> [Exercise]: Take the records underneath and set them down exactly.

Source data
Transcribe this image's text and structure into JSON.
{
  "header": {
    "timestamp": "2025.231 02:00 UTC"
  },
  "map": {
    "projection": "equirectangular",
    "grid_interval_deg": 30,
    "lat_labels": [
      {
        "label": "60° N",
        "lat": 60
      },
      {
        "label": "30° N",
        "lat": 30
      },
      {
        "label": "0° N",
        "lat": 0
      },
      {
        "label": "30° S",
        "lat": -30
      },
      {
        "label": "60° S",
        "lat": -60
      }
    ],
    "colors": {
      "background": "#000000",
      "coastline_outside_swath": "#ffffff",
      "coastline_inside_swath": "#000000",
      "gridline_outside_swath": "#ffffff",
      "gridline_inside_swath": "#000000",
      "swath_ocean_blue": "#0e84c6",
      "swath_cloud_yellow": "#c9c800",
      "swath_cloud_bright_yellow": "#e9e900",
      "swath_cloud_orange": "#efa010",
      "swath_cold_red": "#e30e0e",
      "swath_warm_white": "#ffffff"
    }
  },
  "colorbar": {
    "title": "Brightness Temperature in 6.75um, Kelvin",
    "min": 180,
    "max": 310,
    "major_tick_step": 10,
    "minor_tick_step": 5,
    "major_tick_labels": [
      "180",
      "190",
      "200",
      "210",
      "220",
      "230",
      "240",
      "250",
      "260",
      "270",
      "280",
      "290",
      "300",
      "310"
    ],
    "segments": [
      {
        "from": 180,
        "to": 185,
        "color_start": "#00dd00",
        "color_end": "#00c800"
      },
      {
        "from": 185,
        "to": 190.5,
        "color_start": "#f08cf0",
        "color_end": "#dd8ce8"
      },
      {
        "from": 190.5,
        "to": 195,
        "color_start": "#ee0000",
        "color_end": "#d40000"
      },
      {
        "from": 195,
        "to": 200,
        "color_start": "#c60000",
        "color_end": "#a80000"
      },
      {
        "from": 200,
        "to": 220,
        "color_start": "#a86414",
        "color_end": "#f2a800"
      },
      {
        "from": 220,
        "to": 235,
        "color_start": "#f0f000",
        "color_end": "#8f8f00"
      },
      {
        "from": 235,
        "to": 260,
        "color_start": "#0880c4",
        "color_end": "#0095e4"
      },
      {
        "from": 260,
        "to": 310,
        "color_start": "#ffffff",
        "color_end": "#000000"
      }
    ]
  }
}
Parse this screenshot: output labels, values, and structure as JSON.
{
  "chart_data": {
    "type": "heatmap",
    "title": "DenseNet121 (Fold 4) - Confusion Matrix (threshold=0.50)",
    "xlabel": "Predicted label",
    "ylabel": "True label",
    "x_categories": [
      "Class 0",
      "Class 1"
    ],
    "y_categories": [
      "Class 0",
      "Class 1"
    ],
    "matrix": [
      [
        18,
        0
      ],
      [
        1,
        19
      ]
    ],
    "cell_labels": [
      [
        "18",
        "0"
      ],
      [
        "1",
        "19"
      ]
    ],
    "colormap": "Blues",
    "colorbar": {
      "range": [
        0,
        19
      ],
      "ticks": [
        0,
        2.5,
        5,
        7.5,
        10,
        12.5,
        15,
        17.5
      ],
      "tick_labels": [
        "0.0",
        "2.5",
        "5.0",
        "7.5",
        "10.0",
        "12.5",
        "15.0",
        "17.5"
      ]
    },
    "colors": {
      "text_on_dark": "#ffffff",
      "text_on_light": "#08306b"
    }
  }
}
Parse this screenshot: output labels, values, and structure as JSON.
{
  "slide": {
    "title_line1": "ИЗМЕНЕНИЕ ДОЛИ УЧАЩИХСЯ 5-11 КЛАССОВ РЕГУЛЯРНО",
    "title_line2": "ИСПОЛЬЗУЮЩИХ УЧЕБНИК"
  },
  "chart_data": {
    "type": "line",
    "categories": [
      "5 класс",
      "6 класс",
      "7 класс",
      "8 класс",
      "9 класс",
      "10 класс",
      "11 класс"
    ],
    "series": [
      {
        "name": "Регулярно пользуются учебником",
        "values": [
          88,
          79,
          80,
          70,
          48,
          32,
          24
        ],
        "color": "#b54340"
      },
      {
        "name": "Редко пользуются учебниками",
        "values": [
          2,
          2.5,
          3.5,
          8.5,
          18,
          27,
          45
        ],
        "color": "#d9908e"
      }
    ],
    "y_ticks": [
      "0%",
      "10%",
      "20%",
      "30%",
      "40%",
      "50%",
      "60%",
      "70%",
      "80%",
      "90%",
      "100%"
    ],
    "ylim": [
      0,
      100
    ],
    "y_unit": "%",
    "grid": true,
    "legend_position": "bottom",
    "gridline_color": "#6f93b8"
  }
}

> [Solution to the exercise]:
Transcribe this image's text and structure into JSON.
{
  "header": {
    "timestamp": "2025.231 02:00 UTC"
  },
  "map": {
    "projection": "equirectangular",
    "grid_interval_deg": 30,
    "lat_labels": [
      {
        "label": "60° N",
        "lat": 60
      },
      {
        "label": "30° N",
        "lat": 30
      },
      {
        "label": "0° N",
        "lat": 0
      },
      {
        "label": "30° S",
        "lat": -30
      },
      {
        "label": "60° S",
        "lat": -60
      }
    ],
    "colors": {
      "background": "#000000",
      "coastline_outside_swath": "#ffffff",
      "coastline_inside_swath": "#000000",
      "gridline_outside_swath": "#ffffff",
      "gridline_inside_swath": "#000000",
      "swath_ocean_blue": "#0e84c6",
      "swath_cloud_yellow": "#c9c800",
      "swath_cloud_bright_yellow": "#e9e900",
      "swath_cloud_orange": "#efa010",
      "swath_cold_red": "#e30e0e",
      "swath_warm_white": "#ffffff"
    }
  },
  "colorbar": {
    "title": "Brightness Temperature in 6.75um, Kelvin",
    "min": 180,
    "max": 310,
    "major_tick_step": 10,
    "minor_tick_step": 5,
    "major_tick_labels": [
      "180",
      "190",
      "200",
      "210",
      "220",
      "230",
      "240",
      "250",
      "260",
      "270",
      "280",
      "290",
      "300",
      "310"
    ],
    "segments": [
      {
        "from": 180,
        "to": 185,
        "color_start": "#00dd00",
        "color_end": "#00c800"
      },
      {
        "from": 185,
        "to": 190.5,
        "color_start": "#f08cf0",
        "color_end": "#dd8ce8"
      },
      {
        "from": 190.5,
        "to": 195,
        "color_start": "#ee0000",
        "color_end": "#d40000"
      },
      {
        "from": 195,
        "to": 200,
        "color_start": "#c60000",
        "color_end": "#a80000"
      },
      {
        "from": 200,
        "to": 220,
        "color_start": "#a86414",
        "color_end": "#f2a800"
      },
      {
        "from": 220,
        "to": 235,
        "color_start": "#f0f000",
        "color_end": "#8f8f00"
      },
      {
        "from": 235,
        "to": 260,
        "color_start": "#0880c4",
        "color_end": "#0095e4"
      },
      {
        "from": 260,
        "to": 310,
        "color_start": "#ffffff",
        "color_end": "#000000"
      }
    ]
  }
}
Parse this screenshot: output labels, values, and structure as JSON.
{
  "chart_data": {
    "type": "heatmap",
    "title": "DenseNet121 (Fold 4) - Confusion Matrix (threshold=0.50)",
    "xlabel": "Predicted label",
    "ylabel": "True label",
    "x_categories": [
      "Class 0",
      "Class 1"
    ],
    "y_categories": [
      "Class 0",
      "Class 1"
    ],
    "matrix": [
      [
        18,
        0
      ],
      [
        1,
        19
      ]
    ],
    "cell_labels": [
      [
        "18",
        "0"
      ],
      [
        "1",
        "19"
      ]
    ],
    "colormap": "Blues",
    "colorbar": {
      "range": [
        0,
        19
      ],
      "ticks": [
        0,
        2.5,
        5,
        7.5,
        10,
        12.5,
        15,
        17.5
      ],
      "tick_labels": [
        "0.0",
        "2.5",
        "5.0",
        "7.5",
        "10.0",
        "12.5",
        "15.0",
        "17.5"
      ]
    },
    "colors": {
      "text_on_dark": "#ffffff",
      "text_on_light": "#08306b"
    }
  }
}
Parse this screenshot: output labels, values, and structure as JSON.
{
  "slide": {
    "title_line1": "ИЗМЕНЕНИЕ ДОЛИ УЧАЩИХСЯ 5-11 КЛАССОВ РЕГУЛЯРНО",
    "title_line2": "ИСПОЛЬЗУЮЩИХ УЧЕБНИК"
  },
  "chart_data": {
    "type": "line",
    "categories": [
      "5 класс",
      "6 класс",
      "7 класс",
      "8 класс",
      "9 класс",
      "10 класс",
      "11 класс"
    ],
    "series": [
      {
        "name": "Регулярно пользуются учебником",
        "values": [
          88,
          79,
          80,
          70,
          48,
          32,
          24
        ],
        "color": "#b54340"
      },
      {
        "name": "Редко пользуются учебниками",
        "values": [
          2,
          2.5,
          3.5,
          8.5,
          18,
          27,
          45
        ],
        "color": "#d9908e"
      }
    ],
    "y_ticks": [
      "0%",
      "10%",
      "20%",
      "30%",
      "40%",
      "50%",
      "60%",
      "70%",
      "80%",
      "90%",
      "100%"
    ],
    "ylim": [
      0,
      100
    ],
    "y_unit": "%",
    "grid": true,
    "legend_position": "bottom",
    "gridline_color": "#6f93b8"
  }
}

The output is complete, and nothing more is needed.